» Assignment
Transcribe all the data, leaving each word as it is.

» Records for the task

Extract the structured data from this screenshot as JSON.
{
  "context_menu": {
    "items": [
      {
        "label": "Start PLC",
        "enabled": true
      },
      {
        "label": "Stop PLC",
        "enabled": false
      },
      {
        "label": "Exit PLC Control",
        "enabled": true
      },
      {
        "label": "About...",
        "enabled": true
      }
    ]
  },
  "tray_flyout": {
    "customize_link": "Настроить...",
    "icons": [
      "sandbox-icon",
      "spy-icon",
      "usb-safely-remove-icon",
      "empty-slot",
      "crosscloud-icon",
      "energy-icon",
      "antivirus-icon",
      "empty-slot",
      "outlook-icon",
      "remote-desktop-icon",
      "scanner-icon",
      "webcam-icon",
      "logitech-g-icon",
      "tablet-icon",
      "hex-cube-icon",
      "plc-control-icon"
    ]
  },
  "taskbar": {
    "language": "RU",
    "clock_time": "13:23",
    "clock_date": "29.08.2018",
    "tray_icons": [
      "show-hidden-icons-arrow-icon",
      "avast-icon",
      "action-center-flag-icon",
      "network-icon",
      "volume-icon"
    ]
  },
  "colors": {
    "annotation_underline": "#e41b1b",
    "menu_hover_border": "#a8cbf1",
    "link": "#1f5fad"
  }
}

» Answer to this exercise
Extract the structured data from this screenshot as JSON.
{
  "context_menu": {
    "items": [
      {
        "label": "Start PLC",
        "enabled": true
      },
      {
        "label": "Stop PLC",
        "enabled": false
      },
      {
        "label": "Exit PLC Control",
        "enabled": true
      },
      {
        "label": "About...",
        "enabled": true
      }
    ]
  },
  "tray_flyout": {
    "customize_link": "Настроить...",
    "icons": [
      "sandbox-icon",
      "spy-icon",
      "usb-safely-remove-icon",
      "empty-slot",
      "crosscloud-icon",
      "energy-icon",
      "antivirus-icon",
      "empty-slot",
      "outlook-icon",
      "remote-desktop-icon",
      "scanner-icon",
      "webcam-icon",
      "logitech-g-icon",
      "tablet-icon",
      "hex-cube-icon",
      "plc-control-icon"
    ]
  },
  "taskbar": {
    "language": "RU",
    "clock_time": "13:23",
    "clock_date": "29.08.2018",
    "tray_icons": [
      "show-hidden-icons-arrow-icon",
      "avast-icon",
      "action-center-flag-icon",
      "network-icon",
      "volume-icon"
    ]
  },
  "colors": {
    "annotation_underline": "#e41b1b",
    "menu_hover_border": "#a8cbf1",
    "link": "#1f5fad"
  }
}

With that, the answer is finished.